#### [Stated exercise]
Pull out every line of the listing below where "negare" appears.

#### [Records for this task]
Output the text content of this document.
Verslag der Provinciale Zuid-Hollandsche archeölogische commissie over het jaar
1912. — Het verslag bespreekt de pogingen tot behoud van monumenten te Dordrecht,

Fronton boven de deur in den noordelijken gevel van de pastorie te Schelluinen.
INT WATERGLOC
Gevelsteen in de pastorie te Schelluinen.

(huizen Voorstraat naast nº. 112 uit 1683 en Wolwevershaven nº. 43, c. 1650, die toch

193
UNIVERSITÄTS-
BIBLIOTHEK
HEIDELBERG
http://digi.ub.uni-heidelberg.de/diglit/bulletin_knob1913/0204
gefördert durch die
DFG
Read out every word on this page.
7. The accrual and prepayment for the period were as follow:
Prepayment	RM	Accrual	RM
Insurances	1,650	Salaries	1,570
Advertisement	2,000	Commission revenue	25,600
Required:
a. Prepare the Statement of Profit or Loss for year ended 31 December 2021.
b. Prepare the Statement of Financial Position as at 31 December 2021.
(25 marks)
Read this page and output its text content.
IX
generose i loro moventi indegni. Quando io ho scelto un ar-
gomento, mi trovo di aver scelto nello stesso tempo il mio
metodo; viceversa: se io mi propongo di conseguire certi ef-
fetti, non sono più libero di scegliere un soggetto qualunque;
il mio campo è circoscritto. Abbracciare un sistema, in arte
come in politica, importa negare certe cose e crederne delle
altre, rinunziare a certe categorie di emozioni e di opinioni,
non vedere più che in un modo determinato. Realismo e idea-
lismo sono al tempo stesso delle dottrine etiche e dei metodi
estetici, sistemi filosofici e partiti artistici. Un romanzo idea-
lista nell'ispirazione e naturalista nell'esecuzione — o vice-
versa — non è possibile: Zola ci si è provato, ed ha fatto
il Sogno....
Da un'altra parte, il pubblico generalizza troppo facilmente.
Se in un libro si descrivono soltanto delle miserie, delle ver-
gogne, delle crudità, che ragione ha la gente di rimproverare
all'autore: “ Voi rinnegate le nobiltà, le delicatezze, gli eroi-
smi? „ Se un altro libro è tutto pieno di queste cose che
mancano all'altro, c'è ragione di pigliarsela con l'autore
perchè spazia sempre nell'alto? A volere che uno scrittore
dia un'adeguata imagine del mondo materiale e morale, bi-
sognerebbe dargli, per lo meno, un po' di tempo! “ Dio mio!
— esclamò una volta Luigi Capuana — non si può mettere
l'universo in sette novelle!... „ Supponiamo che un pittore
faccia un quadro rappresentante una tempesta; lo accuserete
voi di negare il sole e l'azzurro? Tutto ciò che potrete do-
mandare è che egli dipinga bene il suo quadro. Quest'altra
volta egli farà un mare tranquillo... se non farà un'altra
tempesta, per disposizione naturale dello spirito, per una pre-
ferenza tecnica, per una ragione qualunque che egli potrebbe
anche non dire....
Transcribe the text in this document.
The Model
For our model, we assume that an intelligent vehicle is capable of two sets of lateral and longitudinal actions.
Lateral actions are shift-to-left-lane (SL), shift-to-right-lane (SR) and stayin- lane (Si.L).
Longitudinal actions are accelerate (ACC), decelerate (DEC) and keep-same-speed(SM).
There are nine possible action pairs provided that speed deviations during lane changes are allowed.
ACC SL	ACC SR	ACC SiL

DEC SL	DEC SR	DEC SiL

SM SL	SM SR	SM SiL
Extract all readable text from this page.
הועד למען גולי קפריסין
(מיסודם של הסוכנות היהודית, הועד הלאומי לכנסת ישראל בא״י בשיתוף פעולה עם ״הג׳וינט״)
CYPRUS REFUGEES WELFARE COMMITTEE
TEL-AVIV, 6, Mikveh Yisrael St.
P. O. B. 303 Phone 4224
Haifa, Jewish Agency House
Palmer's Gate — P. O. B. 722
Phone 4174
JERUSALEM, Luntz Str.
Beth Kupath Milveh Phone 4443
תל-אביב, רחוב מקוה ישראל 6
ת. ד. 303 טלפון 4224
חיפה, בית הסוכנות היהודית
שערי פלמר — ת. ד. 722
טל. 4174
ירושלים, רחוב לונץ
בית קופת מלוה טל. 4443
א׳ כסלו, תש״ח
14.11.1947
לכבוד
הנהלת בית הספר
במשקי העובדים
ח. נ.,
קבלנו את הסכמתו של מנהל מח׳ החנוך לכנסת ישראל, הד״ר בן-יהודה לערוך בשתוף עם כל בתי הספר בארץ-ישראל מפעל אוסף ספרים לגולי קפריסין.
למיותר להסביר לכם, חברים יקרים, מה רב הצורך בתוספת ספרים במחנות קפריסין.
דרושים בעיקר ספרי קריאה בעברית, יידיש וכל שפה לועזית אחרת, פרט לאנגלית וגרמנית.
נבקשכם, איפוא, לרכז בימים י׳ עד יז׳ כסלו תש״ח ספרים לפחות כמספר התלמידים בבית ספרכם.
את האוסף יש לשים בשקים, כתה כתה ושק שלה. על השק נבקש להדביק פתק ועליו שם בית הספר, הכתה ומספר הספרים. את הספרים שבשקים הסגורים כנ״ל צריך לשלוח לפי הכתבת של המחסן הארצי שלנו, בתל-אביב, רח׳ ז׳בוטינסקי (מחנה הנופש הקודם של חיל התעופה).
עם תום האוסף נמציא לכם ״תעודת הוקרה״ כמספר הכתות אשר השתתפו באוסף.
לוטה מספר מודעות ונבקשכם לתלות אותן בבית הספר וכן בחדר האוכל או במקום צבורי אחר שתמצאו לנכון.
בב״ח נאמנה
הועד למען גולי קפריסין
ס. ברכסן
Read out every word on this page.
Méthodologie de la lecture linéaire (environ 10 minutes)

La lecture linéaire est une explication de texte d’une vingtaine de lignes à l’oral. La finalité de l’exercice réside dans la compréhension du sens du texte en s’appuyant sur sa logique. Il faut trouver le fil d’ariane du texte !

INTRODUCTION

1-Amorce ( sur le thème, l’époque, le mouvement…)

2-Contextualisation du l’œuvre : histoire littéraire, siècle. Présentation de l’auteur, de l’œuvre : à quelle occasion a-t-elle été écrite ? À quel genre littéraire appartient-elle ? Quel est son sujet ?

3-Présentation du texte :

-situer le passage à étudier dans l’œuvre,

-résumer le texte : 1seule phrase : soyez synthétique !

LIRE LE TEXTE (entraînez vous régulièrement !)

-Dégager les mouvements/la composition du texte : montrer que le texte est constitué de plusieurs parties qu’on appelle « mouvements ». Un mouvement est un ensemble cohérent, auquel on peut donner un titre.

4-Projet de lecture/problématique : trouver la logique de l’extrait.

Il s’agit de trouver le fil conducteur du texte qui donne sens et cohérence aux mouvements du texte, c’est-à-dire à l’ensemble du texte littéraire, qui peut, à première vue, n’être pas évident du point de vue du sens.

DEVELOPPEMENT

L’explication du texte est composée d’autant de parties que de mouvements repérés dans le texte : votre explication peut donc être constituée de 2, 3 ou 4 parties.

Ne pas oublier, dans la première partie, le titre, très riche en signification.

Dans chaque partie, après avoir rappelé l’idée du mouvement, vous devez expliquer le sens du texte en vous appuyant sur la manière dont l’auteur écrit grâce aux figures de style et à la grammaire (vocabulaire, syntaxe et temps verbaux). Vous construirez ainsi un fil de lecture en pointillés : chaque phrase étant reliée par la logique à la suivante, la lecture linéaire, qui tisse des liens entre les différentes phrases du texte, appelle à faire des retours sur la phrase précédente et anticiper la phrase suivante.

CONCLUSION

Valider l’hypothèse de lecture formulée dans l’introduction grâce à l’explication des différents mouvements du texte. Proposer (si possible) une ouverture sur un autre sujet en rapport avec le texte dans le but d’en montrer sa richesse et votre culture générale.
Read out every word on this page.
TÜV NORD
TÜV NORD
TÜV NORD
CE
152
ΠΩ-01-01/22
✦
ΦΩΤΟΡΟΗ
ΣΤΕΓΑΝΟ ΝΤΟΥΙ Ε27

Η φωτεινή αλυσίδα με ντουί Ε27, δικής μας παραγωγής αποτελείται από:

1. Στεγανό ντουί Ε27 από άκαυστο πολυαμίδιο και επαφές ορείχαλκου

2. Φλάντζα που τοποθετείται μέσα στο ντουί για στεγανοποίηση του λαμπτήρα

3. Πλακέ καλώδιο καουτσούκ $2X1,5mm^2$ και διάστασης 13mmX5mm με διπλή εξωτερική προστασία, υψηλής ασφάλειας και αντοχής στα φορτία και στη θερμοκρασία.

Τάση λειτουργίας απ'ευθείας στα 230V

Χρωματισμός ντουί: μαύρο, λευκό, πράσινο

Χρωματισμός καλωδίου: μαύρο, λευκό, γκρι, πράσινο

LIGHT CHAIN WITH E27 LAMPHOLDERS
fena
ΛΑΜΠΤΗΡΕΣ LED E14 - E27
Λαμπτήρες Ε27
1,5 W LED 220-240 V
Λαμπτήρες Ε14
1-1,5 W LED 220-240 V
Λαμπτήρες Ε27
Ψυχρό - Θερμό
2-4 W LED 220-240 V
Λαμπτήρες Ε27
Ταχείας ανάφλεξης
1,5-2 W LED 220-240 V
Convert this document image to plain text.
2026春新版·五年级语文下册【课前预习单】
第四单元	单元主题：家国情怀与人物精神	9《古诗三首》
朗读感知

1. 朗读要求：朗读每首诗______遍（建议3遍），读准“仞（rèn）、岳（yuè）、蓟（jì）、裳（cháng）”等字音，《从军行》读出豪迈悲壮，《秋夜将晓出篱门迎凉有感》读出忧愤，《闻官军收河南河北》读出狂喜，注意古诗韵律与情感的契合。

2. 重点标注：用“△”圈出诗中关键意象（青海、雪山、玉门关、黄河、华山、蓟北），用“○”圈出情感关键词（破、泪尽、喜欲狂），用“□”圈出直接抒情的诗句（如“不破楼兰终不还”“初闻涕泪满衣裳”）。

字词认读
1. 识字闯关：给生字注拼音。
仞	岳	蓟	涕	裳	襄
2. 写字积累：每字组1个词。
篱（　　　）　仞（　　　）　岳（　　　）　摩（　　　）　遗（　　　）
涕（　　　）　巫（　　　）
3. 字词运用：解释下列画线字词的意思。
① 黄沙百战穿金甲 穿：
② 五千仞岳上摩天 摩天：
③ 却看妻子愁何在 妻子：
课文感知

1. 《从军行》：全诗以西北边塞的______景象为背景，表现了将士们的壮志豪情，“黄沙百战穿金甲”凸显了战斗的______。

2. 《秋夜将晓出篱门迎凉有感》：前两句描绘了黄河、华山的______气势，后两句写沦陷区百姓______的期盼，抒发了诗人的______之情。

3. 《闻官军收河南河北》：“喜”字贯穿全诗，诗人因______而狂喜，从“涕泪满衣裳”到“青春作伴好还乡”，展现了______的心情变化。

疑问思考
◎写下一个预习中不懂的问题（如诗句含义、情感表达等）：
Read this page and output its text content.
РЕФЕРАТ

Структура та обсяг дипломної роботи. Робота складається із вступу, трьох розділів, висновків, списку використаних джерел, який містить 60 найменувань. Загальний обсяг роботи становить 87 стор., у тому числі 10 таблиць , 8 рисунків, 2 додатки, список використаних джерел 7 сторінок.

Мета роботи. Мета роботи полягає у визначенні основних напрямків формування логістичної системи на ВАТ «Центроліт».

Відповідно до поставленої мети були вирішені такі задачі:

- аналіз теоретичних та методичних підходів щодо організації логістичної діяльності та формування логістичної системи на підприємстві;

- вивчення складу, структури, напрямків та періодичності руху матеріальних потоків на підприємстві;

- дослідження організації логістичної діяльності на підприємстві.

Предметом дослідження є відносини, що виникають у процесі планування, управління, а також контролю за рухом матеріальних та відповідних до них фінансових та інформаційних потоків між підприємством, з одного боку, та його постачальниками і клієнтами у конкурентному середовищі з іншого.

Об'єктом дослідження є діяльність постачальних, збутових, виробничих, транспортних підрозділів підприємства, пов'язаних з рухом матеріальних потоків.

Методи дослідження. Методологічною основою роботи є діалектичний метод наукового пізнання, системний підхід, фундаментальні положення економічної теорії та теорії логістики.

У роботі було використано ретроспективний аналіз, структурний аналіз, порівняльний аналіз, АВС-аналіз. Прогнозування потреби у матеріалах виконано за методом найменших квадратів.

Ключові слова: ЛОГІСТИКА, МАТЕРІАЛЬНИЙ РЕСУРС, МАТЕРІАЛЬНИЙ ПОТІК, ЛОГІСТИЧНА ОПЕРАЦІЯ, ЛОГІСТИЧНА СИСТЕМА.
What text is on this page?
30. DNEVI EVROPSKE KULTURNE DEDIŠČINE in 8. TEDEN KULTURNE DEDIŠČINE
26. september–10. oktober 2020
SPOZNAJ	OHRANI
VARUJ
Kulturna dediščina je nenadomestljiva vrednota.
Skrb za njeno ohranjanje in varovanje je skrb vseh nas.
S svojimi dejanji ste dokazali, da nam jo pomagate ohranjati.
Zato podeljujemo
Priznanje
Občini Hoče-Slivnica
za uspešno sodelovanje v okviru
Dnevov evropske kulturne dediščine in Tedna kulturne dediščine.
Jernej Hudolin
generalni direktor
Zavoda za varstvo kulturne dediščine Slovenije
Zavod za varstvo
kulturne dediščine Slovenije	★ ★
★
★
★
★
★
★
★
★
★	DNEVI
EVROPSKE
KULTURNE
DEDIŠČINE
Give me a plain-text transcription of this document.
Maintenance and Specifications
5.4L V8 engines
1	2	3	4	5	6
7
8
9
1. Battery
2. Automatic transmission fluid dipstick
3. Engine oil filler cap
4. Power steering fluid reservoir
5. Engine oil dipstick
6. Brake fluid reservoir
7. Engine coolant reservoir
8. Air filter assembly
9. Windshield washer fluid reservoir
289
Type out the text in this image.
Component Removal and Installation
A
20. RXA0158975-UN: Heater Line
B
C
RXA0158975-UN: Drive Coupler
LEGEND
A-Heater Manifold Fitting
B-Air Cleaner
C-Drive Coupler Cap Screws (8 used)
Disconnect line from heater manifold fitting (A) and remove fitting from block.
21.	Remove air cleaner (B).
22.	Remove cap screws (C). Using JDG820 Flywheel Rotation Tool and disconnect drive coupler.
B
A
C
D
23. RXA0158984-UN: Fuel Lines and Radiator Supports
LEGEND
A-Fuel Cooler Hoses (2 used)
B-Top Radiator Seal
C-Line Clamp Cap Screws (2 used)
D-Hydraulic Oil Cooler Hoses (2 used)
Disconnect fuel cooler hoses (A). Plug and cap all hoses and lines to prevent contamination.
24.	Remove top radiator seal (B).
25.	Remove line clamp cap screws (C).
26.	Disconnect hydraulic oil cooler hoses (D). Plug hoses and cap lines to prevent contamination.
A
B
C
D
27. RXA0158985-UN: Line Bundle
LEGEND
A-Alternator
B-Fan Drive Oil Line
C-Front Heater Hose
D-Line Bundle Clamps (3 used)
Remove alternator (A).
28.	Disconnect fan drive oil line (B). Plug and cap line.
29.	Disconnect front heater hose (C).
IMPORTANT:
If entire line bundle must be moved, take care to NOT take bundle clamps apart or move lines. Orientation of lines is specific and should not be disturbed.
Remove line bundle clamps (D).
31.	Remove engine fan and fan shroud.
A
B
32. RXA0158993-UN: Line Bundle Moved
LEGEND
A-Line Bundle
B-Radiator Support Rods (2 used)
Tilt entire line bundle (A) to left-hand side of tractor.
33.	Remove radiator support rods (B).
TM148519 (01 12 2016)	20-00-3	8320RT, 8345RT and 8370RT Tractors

#### [Output]
come in politica, importa negare certe cose e crederne delle
voi di negare il sole e l'azzurro? Tutto ciò che potrete do-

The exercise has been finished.